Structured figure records
========================

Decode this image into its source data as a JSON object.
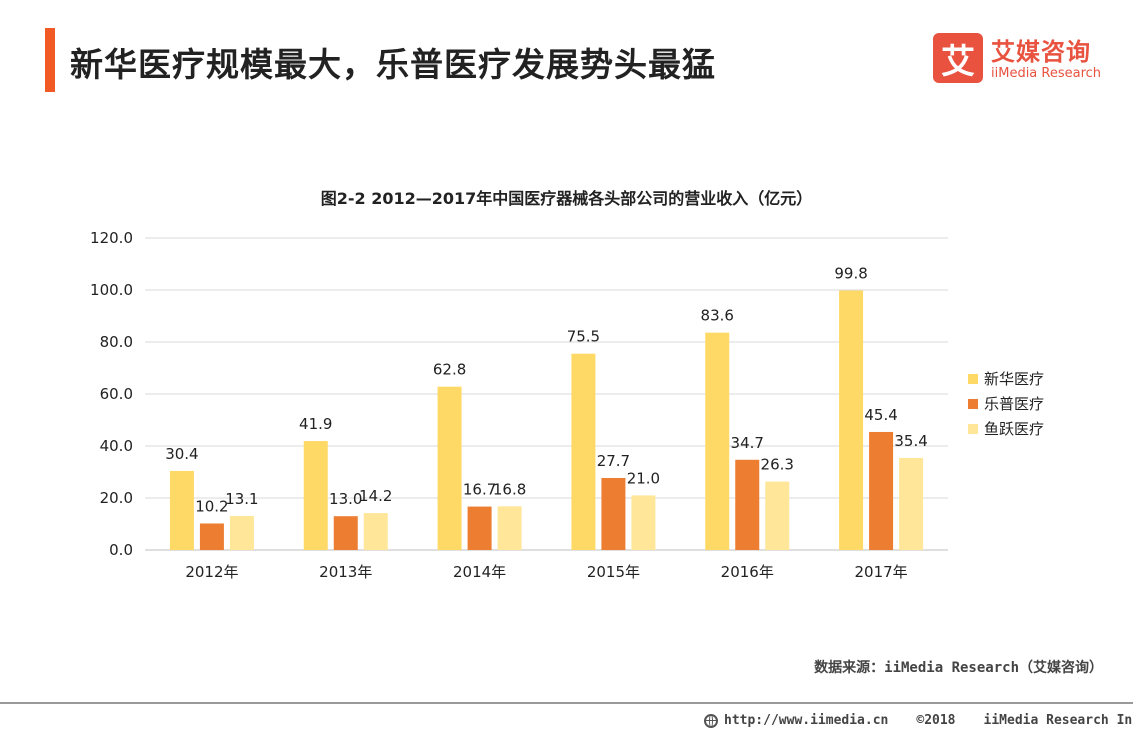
{
  "header": {
    "title": "新华医疗规模最大，乐普医疗发展势头最猛",
    "accent_color": "#f15a24"
  },
  "logo": {
    "mark": "艾",
    "name_cn": "艾媒咨询",
    "name_en": "iiMedia Research",
    "color": "#e8523f"
  },
  "chart_data": {
    "type": "bar",
    "title": "图2-2 2012—2017年中国医疗器械各头部公司的营业收入（亿元）",
    "categories": [
      "2012年",
      "2013年",
      "2014年",
      "2015年",
      "2016年",
      "2017年"
    ],
    "series": [
      {
        "name": "新华医疗",
        "color": "#ffd966",
        "values": [
          30.4,
          41.9,
          62.8,
          75.5,
          83.6,
          99.8
        ]
      },
      {
        "name": "乐普医疗",
        "color": "#ed7d31",
        "values": [
          10.2,
          13.0,
          16.7,
          27.7,
          34.7,
          45.4
        ]
      },
      {
        "name": "鱼跃医疗",
        "color": "#ffe699",
        "values": [
          13.1,
          14.2,
          16.8,
          21.0,
          26.3,
          35.4
        ]
      }
    ],
    "ylim": [
      0,
      120
    ],
    "yticks": [
      "0.0",
      "20.0",
      "40.0",
      "60.0",
      "80.0",
      "100.0",
      "120.0"
    ],
    "grid": true,
    "legend": "right"
  },
  "source": "数据来源：iiMedia Research（艾媒咨询）",
  "footer": {
    "url": "http://www.iimedia.cn",
    "copyright": "©2018",
    "company": "iiMedia Research Inc"
  }
}
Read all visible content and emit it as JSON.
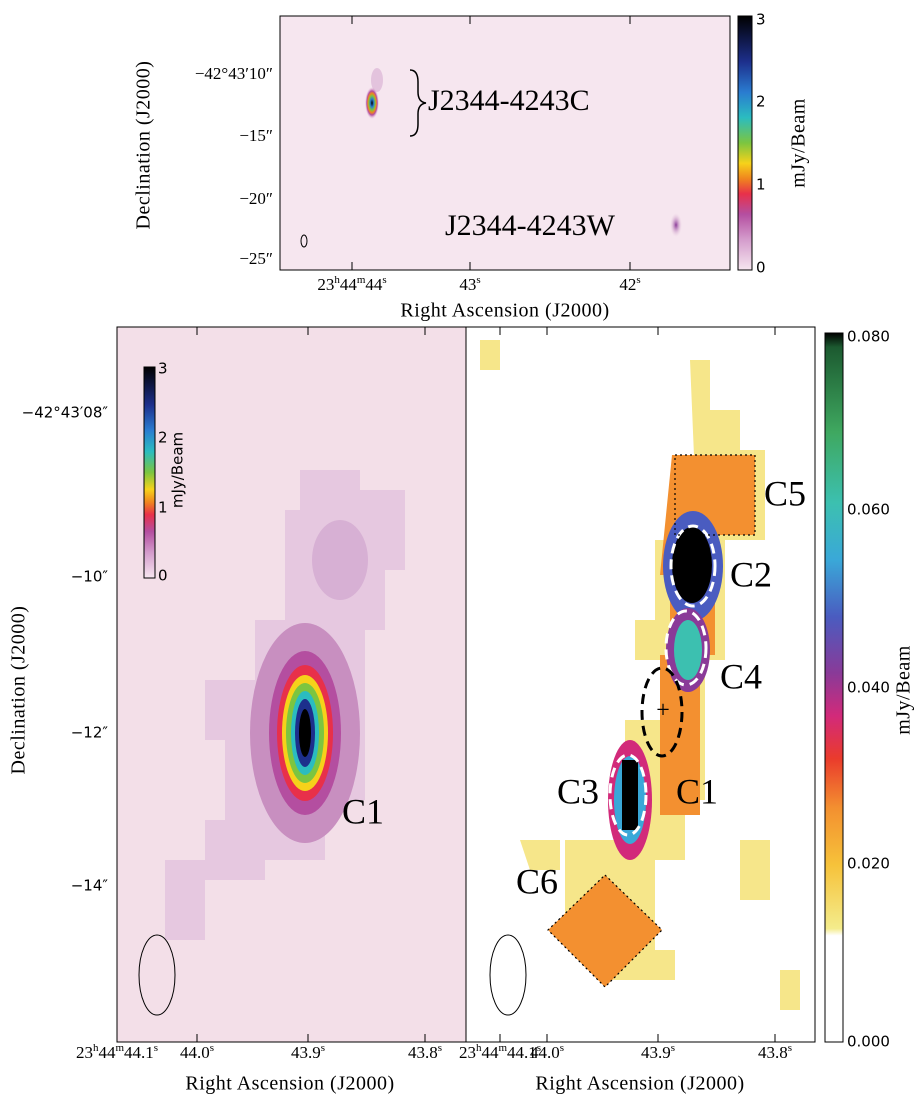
{
  "top_panel": {
    "y_title": "Declination (J2000)",
    "x_title": "Right Ascension (J2000)",
    "y_ticks": [
      "−42°43′10″",
      "−15″",
      "−20″",
      "−25″"
    ],
    "x_ticks": [
      [
        "23",
        "h",
        "44",
        "m",
        "44",
        "s"
      ],
      [
        "43",
        "s"
      ],
      [
        "42",
        "s"
      ]
    ],
    "colorbar_title": "mJy/Beam",
    "colorbar_ticks": [
      "3",
      "2",
      "1",
      "0"
    ],
    "annotations": [
      "J2344-4243C",
      "J2344-4243W"
    ]
  },
  "bottom_left": {
    "y_title": "Declination (J2000)",
    "x_title": "Right Ascension (J2000)",
    "y_ticks": [
      "−42°43′08″",
      "−10″",
      "−12″",
      "−14″"
    ],
    "x_ticks": [
      [
        "23",
        "h",
        "44",
        "m",
        "44.1",
        "s"
      ],
      [
        "44.0",
        "s"
      ],
      [
        "43.9",
        "s"
      ],
      [
        "43.8",
        "s"
      ]
    ],
    "colorbar_title": "mJy/Beam",
    "colorbar_ticks": [
      "3",
      "2",
      "1",
      "0"
    ],
    "labels": [
      "C1"
    ]
  },
  "bottom_right": {
    "x_title": "Right Ascension (J2000)",
    "x_ticks": [
      [
        "23",
        "h",
        "44",
        "m",
        "44.1",
        "s"
      ],
      [
        "44.0",
        "s"
      ],
      [
        "43.9",
        "s"
      ],
      [
        "43.8",
        "s"
      ]
    ],
    "colorbar_title": "mJy/Beam",
    "colorbar_ticks": [
      "0.080",
      "0.060",
      "0.040",
      "0.020",
      "0.000"
    ],
    "labels": [
      "C5",
      "C2",
      "C4",
      "C3",
      "C1",
      "C6"
    ],
    "center_marker": "+"
  }
}
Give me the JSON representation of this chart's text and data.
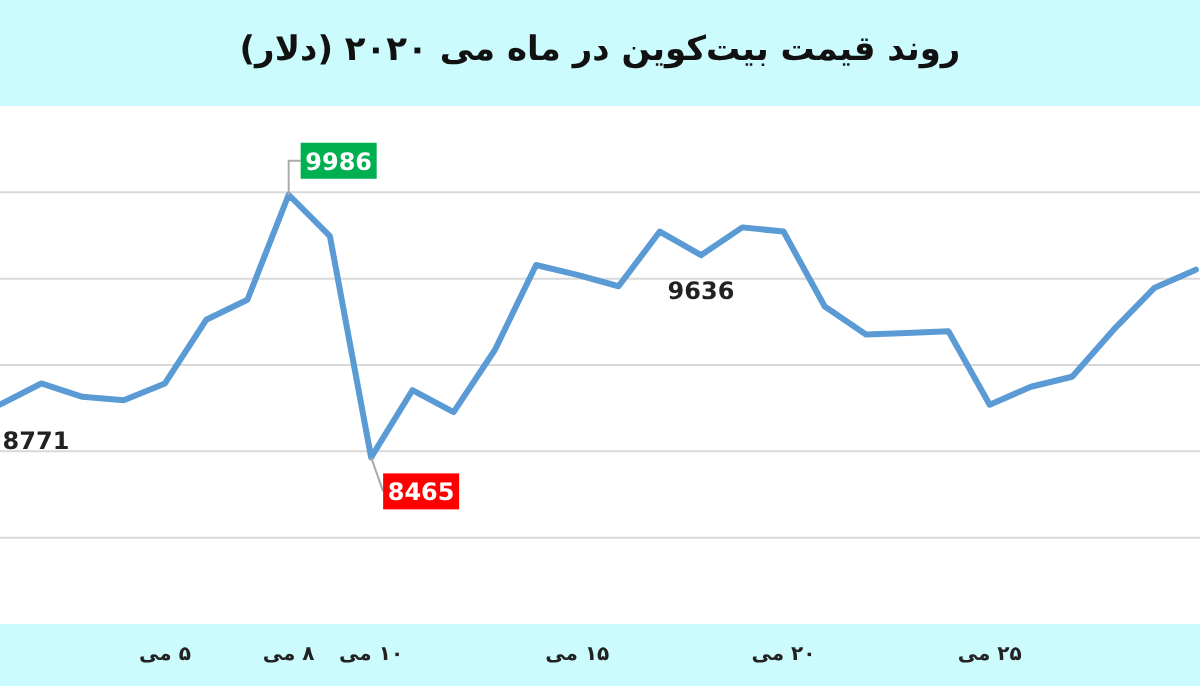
{
  "chart_data": {
    "type": "line",
    "title": "روند قیمت بیت‌کوین در ماه می ۲۰۲۰ (دلار)",
    "x": [
      1,
      2,
      3,
      4,
      5,
      6,
      7,
      8,
      9,
      10,
      11,
      12,
      13,
      14,
      15,
      16,
      17,
      18,
      19,
      20,
      21,
      22,
      23,
      24,
      25,
      26,
      27,
      28,
      29,
      30
    ],
    "series": [
      {
        "color": "#5b9bd5",
        "values": [
          8771,
          8893,
          8816,
          8796,
          8893,
          9262,
          9378,
          9986,
          9746,
          8465,
          8854,
          8727,
          9087,
          9579,
          9522,
          9456,
          9773,
          9636,
          9797,
          9773,
          9339,
          9177,
          9186,
          9195,
          8770,
          8874,
          8932,
          9203,
          9448,
          9552
        ],
        "value_labels": [
          "8771",
          null,
          null,
          null,
          null,
          null,
          null,
          "9986",
          null,
          "8465",
          null,
          null,
          null,
          null,
          null,
          null,
          null,
          "9636",
          null,
          null,
          null,
          null,
          null,
          null,
          null,
          null,
          null,
          null,
          null,
          null
        ]
      }
    ],
    "xlim": [
      1,
      30.1
    ],
    "xticks": [
      {
        "value": 5,
        "label": "۵ می"
      },
      {
        "value": 8,
        "label": "۸ می"
      },
      {
        "value": 10,
        "label": "۱۰ می"
      },
      {
        "value": 15,
        "label": "۱۵ می"
      },
      {
        "value": 20,
        "label": "۲۰ می"
      },
      {
        "value": 25,
        "label": "۲۵ می"
      }
    ],
    "ylim": [
      7500,
      10500
    ],
    "yticks": [
      {
        "value": 8000,
        "label": null
      },
      {
        "value": 8500,
        "label": null
      },
      {
        "value": 9000,
        "label": null
      },
      {
        "value": 9500,
        "label": null
      },
      {
        "value": 10000,
        "label": null
      }
    ],
    "grid": "y",
    "marker": "none",
    "line_style": "solid"
  }
}
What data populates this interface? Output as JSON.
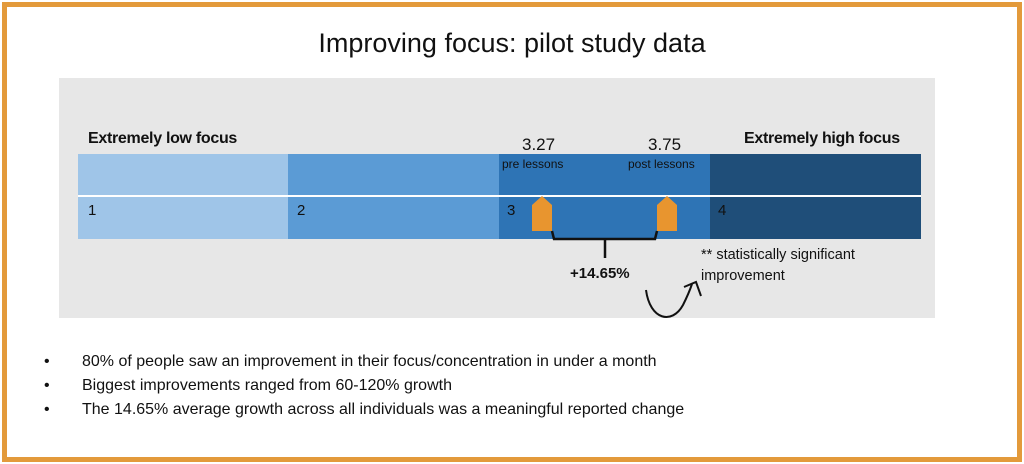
{
  "title": "Improving focus: pilot study data",
  "scale": {
    "low_label": "Extremely low focus",
    "high_label": "Extremely high focus",
    "segments": [
      {
        "label": "1",
        "color": "#9fc5e8"
      },
      {
        "label": "2",
        "color": "#5b9bd5"
      },
      {
        "label": "3",
        "color": "#2e74b5"
      },
      {
        "label": "4",
        "color": "#1f4e79"
      }
    ]
  },
  "pre": {
    "score": "3.27",
    "label": "pre lessons"
  },
  "post": {
    "score": "3.75",
    "label": "post lessons"
  },
  "change_label": "+14.65%",
  "note": "** statistically significant improvement",
  "marker_color": "#e8952f",
  "bullets": [
    "80% of people saw an improvement  in their focus/concentration in under a month",
    "Biggest improvements  ranged from 60-120% growth",
    "The 14.65% average growth across all individuals was a meaningful  reported change"
  ]
}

========================

Write the full listing out again with every line unchanged, but include no pictures.

## Response below
Decode this image into its source data as a JSON object.
{
  "header": {
    "title": "新华医疗规模最大，乐普医疗发展势头最猛",
    "accent_color": "#f15a24"
  },
  "logo": {
    "mark": "艾",
    "name_cn": "艾媒咨询",
    "name_en": "iiMedia Research",
    "color": "#e8523f"
  },
  "chart_data": {
    "type": "bar",
    "title": "图2-2 2012—2017年中国医疗器械各头部公司的营业收入（亿元）",
    "categories": [
      "2012年",
      "2013年",
      "2014年",
      "2015年",
      "2016年",
      "2017年"
    ],
    "series": [
      {
        "name": "新华医疗",
        "color": "#ffd966",
        "values": [
          30.4,
          41.9,
          62.8,
          75.5,
          83.6,
          99.8
        ]
      },
      {
        "name": "乐普医疗",
        "color": "#ed7d31",
        "values": [
          10.2,
          13.0,
          16.7,
          27.7,
          34.7,
          45.4
        ]
      },
      {
        "name": "鱼跃医疗",
        "color": "#ffe699",
        "values": [
          13.1,
          14.2,
          16.8,
          21.0,
          26.3,
          35.4
        ]
      }
    ],
    "ylim": [
      0,
      120
    ],
    "yticks": [
      "0.0",
      "20.0",
      "40.0",
      "60.0",
      "80.0",
      "100.0",
      "120.0"
    ],
    "grid": true,
    "legend": "right"
  },
  "source": "数据来源：iiMedia Research（艾媒咨询）",
  "footer": {
    "url": "http://www.iimedia.cn",
    "copyright": "©2018",
    "company": "iiMedia Research Inc"
  }
}
Read all visible content and emit it as JSON.
{
  "top_panel": {
    "y_title": "Declination (J2000)",
    "x_title": "Right Ascension (J2000)",
    "y_ticks": [
      "−42°43′10″",
      "−15″",
      "−20″",
      "−25″"
    ],
    "x_ticks": [
      [
        "23",
        "h",
        "44",
        "m",
        "44",
        "s"
      ],
      [
        "43",
        "s"
      ],
      [
        "42",
        "s"
      ]
    ],
    "colorbar_title": "mJy/Beam",
    "colorbar_ticks": [
      "3",
      "2",
      "1",
      "0"
    ],
    "annotations": [
      "J2344-4243C",
      "J2344-4243W"
    ]
  },
  "bottom_left": {
    "y_title": "Declination (J2000)",
    "x_title": "Right Ascension (J2000)",
    "y_ticks": [
      "−42°43′08″",
      "−10″",
      "−12″",
      "−14″"
    ],
    "x_ticks": [
      [
        "23",
        "h",
        "44",
        "m",
        "44.1",
        "s"
      ],
      [
        "44.0",
        "s"
      ],
      [
        "43.9",
        "s"
      ],
      [
        "43.8",
        "s"
      ]
    ],
    "colorbar_title": "mJy/Beam",
    "colorbar_ticks": [
      "3",
      "2",
      "1",
      "0"
    ],
    "labels": [
      "C1"
    ]
  },
  "bottom_right": {
    "x_title": "Right Ascension (J2000)",
    "x_ticks": [
      [
        "23",
        "h",
        "44",
        "m",
        "44.1",
        "s"
      ],
      [
        "44.0",
        "s"
      ],
      [
        "43.9",
        "s"
      ],
      [
        "43.8",
        "s"
      ]
    ],
    "colorbar_title": "mJy/Beam",
    "colorbar_ticks": [
      "0.080",
      "0.060",
      "0.040",
      "0.020",
      "0.000"
    ],
    "labels": [
      "C5",
      "C2",
      "C4",
      "C3",
      "C1",
      "C6"
    ],
    "center_marker": "+"
  }
}
Give me the JSON representation of this chart's text and data.
{
  "chart_data": {
    "type": "line",
    "title": "روند قیمت بیت‌کوین در ماه می ۲۰۲۰ (دلار)",
    "x": [
      1,
      2,
      3,
      4,
      5,
      6,
      7,
      8,
      9,
      10,
      11,
      12,
      13,
      14,
      15,
      16,
      17,
      18,
      19,
      20,
      21,
      22,
      23,
      24,
      25,
      26,
      27,
      28,
      29,
      30
    ],
    "series": [
      {
        "color": "#5b9bd5",
        "values": [
          8771,
          8893,
          8816,
          8796,
          8893,
          9262,
          9378,
          9986,
          9746,
          8465,
          8854,
          8727,
          9087,
          9579,
          9522,
          9456,
          9773,
          9636,
          9797,
          9773,
          9339,
          9177,
          9186,
          9195,
          8770,
          8874,
          8932,
          9203,
          9448,
          9552
        ],
        "value_labels": [
          "8771",
          null,
          null,
          null,
          null,
          null,
          null,
          "9986",
          null,
          "8465",
          null,
          null,
          null,
          null,
          null,
          null,
          null,
          "9636",
          null,
          null,
          null,
          null,
          null,
          null,
          null,
          null,
          null,
          null,
          null,
          null
        ]
      }
    ],
    "xlim": [
      1,
      30.1
    ],
    "xticks": [
      {
        "value": 5,
        "label": "۵ می"
      },
      {
        "value": 8,
        "label": "۸ می"
      },
      {
        "value": 10,
        "label": "۱۰ می"
      },
      {
        "value": 15,
        "label": "۱۵ می"
      },
      {
        "value": 20,
        "label": "۲۰ می"
      },
      {
        "value": 25,
        "label": "۲۵ می"
      }
    ],
    "ylim": [
      7500,
      10500
    ],
    "yticks": [
      {
        "value": 8000,
        "label": null
      },
      {
        "value": 8500,
        "label": null
      },
      {
        "value": 9000,
        "label": null
      },
      {
        "value": 9500,
        "label": null
      },
      {
        "value": 10000,
        "label": null
      }
    ],
    "grid": "y",
    "marker": "none",
    "line_style": "solid"
  }
}
What data populates this interface? Output as JSON.
{
  "title": "Improving focus: pilot study data",
  "scale": {
    "low_label": "Extremely low focus",
    "high_label": "Extremely high focus",
    "segments": [
      {
        "label": "1",
        "color": "#9fc5e8"
      },
      {
        "label": "2",
        "color": "#5b9bd5"
      },
      {
        "label": "3",
        "color": "#2e74b5"
      },
      {
        "label": "4",
        "color": "#1f4e79"
      }
    ]
  },
  "pre": {
    "score": "3.27",
    "label": "pre lessons"
  },
  "post": {
    "score": "3.75",
    "label": "post lessons"
  },
  "change_label": "+14.65%",
  "note": "** statistically significant improvement",
  "marker_color": "#e8952f",
  "bullets": [
    "80% of people saw an improvement  in their focus/concentration in under a month",
    "Biggest improvements  ranged from 60-120% growth",
    "The 14.65% average growth across all individuals was a meaningful  reported change"
  ]
}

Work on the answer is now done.